» REQUIRED WORK
Locate each line of the material that contains "lands", then return it.

» RECORDS FOR THE TASK
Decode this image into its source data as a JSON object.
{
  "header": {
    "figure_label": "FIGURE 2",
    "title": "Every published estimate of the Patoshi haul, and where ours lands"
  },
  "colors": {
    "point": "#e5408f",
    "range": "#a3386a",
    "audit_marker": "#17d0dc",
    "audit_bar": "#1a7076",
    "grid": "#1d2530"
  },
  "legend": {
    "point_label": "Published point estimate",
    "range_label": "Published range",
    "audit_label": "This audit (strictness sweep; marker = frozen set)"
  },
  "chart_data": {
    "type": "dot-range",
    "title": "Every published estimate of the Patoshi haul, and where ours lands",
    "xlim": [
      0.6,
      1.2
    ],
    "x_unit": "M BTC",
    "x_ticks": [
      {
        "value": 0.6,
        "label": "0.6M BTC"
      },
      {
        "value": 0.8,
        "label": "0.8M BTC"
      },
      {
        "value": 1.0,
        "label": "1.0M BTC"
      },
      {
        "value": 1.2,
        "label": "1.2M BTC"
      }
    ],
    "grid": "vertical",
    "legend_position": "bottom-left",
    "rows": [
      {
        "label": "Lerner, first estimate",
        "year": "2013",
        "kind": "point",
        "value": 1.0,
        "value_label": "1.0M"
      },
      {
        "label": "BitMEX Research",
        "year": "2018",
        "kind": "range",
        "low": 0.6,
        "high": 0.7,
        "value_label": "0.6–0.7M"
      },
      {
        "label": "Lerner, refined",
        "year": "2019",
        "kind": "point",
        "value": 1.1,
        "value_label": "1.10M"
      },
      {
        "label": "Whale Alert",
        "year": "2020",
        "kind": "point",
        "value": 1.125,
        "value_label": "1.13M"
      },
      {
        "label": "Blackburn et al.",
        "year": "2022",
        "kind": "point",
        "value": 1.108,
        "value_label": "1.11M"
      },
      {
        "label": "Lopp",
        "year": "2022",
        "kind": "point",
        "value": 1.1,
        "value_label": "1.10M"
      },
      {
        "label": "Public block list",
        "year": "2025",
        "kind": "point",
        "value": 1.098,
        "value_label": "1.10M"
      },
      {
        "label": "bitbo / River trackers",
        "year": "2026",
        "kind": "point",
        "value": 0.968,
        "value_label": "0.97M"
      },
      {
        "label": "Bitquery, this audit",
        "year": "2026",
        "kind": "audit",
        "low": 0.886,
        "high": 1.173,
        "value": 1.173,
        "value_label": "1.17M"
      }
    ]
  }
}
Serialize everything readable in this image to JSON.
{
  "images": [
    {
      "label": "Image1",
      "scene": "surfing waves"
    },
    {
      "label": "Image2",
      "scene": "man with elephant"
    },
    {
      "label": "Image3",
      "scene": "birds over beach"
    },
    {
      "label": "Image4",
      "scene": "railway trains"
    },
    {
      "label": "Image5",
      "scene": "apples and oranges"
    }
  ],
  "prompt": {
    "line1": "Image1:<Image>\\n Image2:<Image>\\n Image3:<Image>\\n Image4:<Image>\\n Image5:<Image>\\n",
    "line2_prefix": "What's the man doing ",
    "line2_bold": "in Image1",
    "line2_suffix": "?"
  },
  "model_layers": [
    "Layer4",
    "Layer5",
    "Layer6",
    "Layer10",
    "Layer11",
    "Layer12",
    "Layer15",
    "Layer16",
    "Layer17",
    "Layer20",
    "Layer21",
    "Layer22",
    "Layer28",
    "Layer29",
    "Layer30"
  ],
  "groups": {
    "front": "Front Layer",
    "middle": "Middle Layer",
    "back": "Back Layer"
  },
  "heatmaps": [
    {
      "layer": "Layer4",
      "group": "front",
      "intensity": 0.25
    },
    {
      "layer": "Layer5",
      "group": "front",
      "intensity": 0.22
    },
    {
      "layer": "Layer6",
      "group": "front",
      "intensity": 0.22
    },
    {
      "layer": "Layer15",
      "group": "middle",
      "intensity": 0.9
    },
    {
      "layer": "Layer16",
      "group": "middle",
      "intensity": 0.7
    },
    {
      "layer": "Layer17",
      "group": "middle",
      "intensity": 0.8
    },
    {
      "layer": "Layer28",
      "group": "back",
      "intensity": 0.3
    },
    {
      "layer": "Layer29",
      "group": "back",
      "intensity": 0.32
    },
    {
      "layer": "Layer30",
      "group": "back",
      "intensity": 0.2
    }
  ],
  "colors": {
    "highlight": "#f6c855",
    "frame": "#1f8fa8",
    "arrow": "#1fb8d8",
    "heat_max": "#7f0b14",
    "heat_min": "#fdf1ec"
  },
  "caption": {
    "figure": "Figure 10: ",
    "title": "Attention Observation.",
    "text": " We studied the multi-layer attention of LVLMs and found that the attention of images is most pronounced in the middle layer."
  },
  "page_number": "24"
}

» RESULT OF THE TASK
    "title": "Every published estimate of the Patoshi haul, and where ours lands"
    "title": "Every published estimate of the Patoshi haul, and where ours lands",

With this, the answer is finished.